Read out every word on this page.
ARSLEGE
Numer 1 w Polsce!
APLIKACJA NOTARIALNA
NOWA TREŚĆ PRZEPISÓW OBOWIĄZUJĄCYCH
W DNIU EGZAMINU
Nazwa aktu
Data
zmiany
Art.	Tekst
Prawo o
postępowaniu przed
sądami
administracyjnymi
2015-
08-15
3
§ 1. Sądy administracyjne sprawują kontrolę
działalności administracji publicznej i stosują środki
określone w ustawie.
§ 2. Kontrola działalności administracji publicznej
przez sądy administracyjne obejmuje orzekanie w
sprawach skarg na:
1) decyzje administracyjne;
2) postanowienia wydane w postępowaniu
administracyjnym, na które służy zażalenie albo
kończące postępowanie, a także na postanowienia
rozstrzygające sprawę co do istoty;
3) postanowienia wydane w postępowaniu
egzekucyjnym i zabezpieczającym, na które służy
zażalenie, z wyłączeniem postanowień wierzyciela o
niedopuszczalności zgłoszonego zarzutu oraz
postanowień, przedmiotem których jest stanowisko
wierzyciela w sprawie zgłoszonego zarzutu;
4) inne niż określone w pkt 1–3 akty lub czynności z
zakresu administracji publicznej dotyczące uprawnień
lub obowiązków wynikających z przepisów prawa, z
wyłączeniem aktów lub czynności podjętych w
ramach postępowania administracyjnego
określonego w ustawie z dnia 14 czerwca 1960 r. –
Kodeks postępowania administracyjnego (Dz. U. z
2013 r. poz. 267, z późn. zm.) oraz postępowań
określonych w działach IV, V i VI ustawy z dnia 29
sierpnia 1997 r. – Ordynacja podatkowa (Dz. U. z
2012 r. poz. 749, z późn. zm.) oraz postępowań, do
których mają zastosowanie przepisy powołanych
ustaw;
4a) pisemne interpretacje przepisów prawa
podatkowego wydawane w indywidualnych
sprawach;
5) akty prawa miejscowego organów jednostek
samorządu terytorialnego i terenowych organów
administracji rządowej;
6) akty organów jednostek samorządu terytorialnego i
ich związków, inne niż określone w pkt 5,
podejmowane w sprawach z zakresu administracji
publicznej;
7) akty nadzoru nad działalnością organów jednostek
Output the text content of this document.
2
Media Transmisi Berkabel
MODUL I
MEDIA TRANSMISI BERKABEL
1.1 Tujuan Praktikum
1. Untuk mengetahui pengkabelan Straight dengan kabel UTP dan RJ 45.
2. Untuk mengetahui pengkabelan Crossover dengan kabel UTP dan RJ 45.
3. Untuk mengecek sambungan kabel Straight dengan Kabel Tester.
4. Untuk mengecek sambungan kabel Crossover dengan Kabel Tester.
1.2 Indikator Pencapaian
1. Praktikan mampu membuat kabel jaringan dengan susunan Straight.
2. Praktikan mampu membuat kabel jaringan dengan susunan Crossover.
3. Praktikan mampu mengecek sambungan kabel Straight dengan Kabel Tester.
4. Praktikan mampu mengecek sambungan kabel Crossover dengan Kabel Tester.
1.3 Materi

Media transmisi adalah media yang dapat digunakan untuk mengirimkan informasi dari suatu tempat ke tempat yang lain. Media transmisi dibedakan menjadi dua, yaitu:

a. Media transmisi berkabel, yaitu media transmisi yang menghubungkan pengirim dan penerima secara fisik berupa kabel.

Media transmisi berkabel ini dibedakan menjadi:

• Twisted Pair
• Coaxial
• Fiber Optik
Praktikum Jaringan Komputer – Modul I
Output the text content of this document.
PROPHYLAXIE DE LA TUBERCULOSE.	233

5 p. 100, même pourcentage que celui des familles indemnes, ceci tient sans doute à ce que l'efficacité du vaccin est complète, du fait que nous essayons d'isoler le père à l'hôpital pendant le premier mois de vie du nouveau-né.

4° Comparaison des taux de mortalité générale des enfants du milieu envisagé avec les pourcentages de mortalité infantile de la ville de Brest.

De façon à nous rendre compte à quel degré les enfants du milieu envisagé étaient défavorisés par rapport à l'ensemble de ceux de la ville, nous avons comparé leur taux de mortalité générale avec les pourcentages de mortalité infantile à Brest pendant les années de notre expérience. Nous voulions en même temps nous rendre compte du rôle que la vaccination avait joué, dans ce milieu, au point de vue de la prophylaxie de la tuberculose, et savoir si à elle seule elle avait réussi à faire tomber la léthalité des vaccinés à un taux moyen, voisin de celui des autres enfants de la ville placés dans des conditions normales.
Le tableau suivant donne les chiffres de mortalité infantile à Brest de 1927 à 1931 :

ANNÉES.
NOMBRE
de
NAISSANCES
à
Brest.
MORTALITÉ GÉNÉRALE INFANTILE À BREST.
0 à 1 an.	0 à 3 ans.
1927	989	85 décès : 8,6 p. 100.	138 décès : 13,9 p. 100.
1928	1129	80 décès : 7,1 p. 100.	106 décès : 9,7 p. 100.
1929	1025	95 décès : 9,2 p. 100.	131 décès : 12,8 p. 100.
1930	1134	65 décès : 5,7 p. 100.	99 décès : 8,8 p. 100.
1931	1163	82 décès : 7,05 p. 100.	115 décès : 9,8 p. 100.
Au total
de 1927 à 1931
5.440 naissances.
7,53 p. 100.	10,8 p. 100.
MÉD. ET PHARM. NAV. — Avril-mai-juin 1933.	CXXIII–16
§ §
EXERCISE AIM: Select every line where the word "postępowań" occurs.

OUTPUT FOR THIS EXERCISE:
2013 r. poz. 267, z późn. zm.) oraz postępowań
2012 r. poz. 749, z późn. zm.) oraz postępowań, do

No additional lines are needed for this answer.